▸ **YOUR GOAL**
Exactly as written, print each record in the listing.

########

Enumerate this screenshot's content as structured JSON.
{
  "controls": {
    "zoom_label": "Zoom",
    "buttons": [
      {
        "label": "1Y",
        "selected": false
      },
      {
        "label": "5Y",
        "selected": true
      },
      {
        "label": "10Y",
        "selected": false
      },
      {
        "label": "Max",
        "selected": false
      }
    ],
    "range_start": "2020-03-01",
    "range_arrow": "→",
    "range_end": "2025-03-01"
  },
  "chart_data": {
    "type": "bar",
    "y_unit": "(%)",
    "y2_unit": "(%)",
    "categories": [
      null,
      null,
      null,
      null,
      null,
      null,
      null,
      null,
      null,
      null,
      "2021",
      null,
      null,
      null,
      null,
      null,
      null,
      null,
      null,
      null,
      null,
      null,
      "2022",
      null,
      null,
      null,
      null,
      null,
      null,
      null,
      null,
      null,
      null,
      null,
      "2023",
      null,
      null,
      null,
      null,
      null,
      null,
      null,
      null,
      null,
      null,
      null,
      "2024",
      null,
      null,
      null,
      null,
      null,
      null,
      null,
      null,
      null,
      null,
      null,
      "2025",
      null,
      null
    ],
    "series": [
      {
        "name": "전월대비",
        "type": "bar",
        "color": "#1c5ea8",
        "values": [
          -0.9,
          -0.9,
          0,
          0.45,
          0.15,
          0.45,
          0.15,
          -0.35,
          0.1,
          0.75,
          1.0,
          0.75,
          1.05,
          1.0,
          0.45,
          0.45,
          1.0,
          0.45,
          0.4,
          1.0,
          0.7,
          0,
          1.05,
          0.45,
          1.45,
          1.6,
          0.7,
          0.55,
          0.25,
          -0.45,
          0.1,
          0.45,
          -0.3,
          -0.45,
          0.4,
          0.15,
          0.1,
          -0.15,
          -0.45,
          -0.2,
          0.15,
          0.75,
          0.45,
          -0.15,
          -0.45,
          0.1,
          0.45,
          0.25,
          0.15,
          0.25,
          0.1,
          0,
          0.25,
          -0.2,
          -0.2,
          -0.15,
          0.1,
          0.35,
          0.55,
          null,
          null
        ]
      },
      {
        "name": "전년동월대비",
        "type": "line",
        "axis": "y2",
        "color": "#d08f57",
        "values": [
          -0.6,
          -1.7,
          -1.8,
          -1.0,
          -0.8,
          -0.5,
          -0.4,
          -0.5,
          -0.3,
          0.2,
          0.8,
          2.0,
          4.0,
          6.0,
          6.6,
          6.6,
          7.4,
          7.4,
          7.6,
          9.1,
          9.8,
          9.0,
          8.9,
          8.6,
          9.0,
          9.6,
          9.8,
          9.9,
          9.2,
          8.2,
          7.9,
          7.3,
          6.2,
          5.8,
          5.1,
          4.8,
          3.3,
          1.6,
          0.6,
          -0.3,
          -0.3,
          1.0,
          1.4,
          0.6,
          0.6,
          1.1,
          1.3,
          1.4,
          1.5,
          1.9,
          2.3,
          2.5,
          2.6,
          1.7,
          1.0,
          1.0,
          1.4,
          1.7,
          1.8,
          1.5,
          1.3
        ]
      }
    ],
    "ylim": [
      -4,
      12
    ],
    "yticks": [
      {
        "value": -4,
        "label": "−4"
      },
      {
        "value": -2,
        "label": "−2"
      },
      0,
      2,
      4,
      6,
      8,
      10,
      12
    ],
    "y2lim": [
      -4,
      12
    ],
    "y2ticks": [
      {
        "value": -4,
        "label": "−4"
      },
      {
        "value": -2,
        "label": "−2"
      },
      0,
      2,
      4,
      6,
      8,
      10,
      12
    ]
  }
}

########

▸ **WORKED SOLUTION**
Enumerate this screenshot's content as structured JSON.
{
  "controls": {
    "zoom_label": "Zoom",
    "buttons": [
      {
        "label": "1Y",
        "selected": false
      },
      {
        "label": "5Y",
        "selected": true
      },
      {
        "label": "10Y",
        "selected": false
      },
      {
        "label": "Max",
        "selected": false
      }
    ],
    "range_start": "2020-03-01",
    "range_arrow": "→",
    "range_end": "2025-03-01"
  },
  "chart_data": {
    "type": "bar",
    "y_unit": "(%)",
    "y2_unit": "(%)",
    "categories": [
      null,
      null,
      null,
      null,
      null,
      null,
      null,
      null,
      null,
      null,
      "2021",
      null,
      null,
      null,
      null,
      null,
      null,
      null,
      null,
      null,
      null,
      null,
      "2022",
      null,
      null,
      null,
      null,
      null,
      null,
      null,
      null,
      null,
      null,
      null,
      "2023",
      null,
      null,
      null,
      null,
      null,
      null,
      null,
      null,
      null,
      null,
      null,
      "2024",
      null,
      null,
      null,
      null,
      null,
      null,
      null,
      null,
      null,
      null,
      null,
      "2025",
      null,
      null
    ],
    "series": [
      {
        "name": "전월대비",
        "type": "bar",
        "color": "#1c5ea8",
        "values": [
          -0.9,
          -0.9,
          0,
          0.45,
          0.15,
          0.45,
          0.15,
          -0.35,
          0.1,
          0.75,
          1.0,
          0.75,
          1.05,
          1.0,
          0.45,
          0.45,
          1.0,
          0.45,
          0.4,
          1.0,
          0.7,
          0,
          1.05,
          0.45,
          1.45,
          1.6,
          0.7,
          0.55,
          0.25,
          -0.45,
          0.1,
          0.45,
          -0.3,
          -0.45,
          0.4,
          0.15,
          0.1,
          -0.15,
          -0.45,
          -0.2,
          0.15,
          0.75,
          0.45,
          -0.15,
          -0.45,
          0.1,
          0.45,
          0.25,
          0.15,
          0.25,
          0.1,
          0,
          0.25,
          -0.2,
          -0.2,
          -0.15,
          0.1,
          0.35,
          0.55,
          null,
          null
        ]
      },
      {
        "name": "전년동월대비",
        "type": "line",
        "axis": "y2",
        "color": "#d08f57",
        "values": [
          -0.6,
          -1.7,
          -1.8,
          -1.0,
          -0.8,
          -0.5,
          -0.4,
          -0.5,
          -0.3,
          0.2,
          0.8,
          2.0,
          4.0,
          6.0,
          6.6,
          6.6,
          7.4,
          7.4,
          7.6,
          9.1,
          9.8,
          9.0,
          8.9,
          8.6,
          9.0,
          9.6,
          9.8,
          9.9,
          9.2,
          8.2,
          7.9,
          7.3,
          6.2,
          5.8,
          5.1,
          4.8,
          3.3,
          1.6,
          0.6,
          -0.3,
          -0.3,
          1.0,
          1.4,
          0.6,
          0.6,
          1.1,
          1.3,
          1.4,
          1.5,
          1.9,
          2.3,
          2.5,
          2.6,
          1.7,
          1.0,
          1.0,
          1.4,
          1.7,
          1.8,
          1.5,
          1.3
        ]
      }
    ],
    "ylim": [
      -4,
      12
    ],
    "yticks": [
      {
        "value": -4,
        "label": "−4"
      },
      {
        "value": -2,
        "label": "−2"
      },
      0,
      2,
      4,
      6,
      8,
      10,
      12
    ],
    "y2lim": [
      -4,
      12
    ],
    "y2ticks": [
      {
        "value": -4,
        "label": "−4"
      },
      {
        "value": -2,
        "label": "−2"
      },
      0,
      2,
      4,
      6,
      8,
      10,
      12
    ]
  }
}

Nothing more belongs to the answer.